◆ Goal
Hunt for the word "MILANO" across the entries below, copying each line that holds it.

Extracts from a graphics dataset
============================================================
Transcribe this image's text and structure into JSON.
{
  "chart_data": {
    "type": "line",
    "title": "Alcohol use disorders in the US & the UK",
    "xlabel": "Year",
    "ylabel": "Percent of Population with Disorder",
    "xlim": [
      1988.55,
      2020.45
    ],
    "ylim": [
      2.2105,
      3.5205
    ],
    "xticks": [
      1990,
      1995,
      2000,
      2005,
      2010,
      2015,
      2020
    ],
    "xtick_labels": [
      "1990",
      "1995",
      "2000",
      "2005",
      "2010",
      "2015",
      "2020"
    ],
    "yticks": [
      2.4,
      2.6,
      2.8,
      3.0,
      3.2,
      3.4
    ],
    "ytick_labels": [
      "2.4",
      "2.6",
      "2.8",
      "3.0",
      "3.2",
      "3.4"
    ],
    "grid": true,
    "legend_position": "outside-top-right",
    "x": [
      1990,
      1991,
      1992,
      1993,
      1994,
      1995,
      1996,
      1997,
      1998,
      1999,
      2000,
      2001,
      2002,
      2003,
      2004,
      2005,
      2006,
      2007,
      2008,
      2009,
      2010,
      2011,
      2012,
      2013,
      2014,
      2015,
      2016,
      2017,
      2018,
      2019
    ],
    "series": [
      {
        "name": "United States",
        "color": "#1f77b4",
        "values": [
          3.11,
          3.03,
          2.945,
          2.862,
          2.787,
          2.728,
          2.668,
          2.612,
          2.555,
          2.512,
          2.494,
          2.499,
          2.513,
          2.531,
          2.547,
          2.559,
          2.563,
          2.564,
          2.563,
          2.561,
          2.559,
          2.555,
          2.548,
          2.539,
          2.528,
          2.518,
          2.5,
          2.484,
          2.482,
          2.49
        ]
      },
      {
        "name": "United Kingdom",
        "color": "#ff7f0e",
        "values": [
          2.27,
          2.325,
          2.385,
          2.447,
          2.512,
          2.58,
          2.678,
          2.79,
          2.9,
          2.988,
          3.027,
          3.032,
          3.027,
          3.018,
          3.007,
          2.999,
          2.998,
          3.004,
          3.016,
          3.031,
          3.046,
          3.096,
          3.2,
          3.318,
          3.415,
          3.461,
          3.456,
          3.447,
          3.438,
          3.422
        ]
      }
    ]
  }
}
============================================================
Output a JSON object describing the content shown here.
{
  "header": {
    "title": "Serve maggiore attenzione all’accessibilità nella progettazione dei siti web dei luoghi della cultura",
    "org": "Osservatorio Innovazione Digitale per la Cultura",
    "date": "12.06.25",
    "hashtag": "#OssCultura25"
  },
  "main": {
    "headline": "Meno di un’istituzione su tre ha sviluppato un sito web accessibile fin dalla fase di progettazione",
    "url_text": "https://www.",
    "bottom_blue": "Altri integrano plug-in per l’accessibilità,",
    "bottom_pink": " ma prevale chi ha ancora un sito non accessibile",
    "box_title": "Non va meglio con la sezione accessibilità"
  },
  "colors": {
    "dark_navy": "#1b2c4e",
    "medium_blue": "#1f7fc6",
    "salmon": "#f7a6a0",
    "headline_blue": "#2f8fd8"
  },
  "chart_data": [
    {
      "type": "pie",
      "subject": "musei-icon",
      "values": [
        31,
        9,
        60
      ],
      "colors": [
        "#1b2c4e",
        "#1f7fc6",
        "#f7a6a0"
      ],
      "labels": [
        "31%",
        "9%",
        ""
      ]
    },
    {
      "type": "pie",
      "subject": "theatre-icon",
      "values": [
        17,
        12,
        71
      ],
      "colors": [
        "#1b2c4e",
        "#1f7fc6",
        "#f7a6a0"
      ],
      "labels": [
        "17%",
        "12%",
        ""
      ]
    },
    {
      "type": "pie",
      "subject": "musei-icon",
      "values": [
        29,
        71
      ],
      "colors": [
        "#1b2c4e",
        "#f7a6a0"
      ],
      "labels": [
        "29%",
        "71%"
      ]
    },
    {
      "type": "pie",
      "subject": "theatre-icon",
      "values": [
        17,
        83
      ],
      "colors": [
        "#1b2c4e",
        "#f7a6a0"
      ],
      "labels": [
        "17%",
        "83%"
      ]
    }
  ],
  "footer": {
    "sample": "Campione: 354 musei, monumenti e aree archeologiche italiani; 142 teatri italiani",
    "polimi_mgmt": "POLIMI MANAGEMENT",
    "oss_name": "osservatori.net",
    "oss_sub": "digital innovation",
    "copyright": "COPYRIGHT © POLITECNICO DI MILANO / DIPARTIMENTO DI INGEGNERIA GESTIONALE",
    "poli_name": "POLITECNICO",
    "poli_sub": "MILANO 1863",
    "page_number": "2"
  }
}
============================================================
◆ Response for this exercise
    "copyright": "COPYRIGHT © POLITECNICO DI MILANO / DIPARTIMENTO DI INGEGNERIA GESTIONALE",
    "poli_sub": "MILANO 1863",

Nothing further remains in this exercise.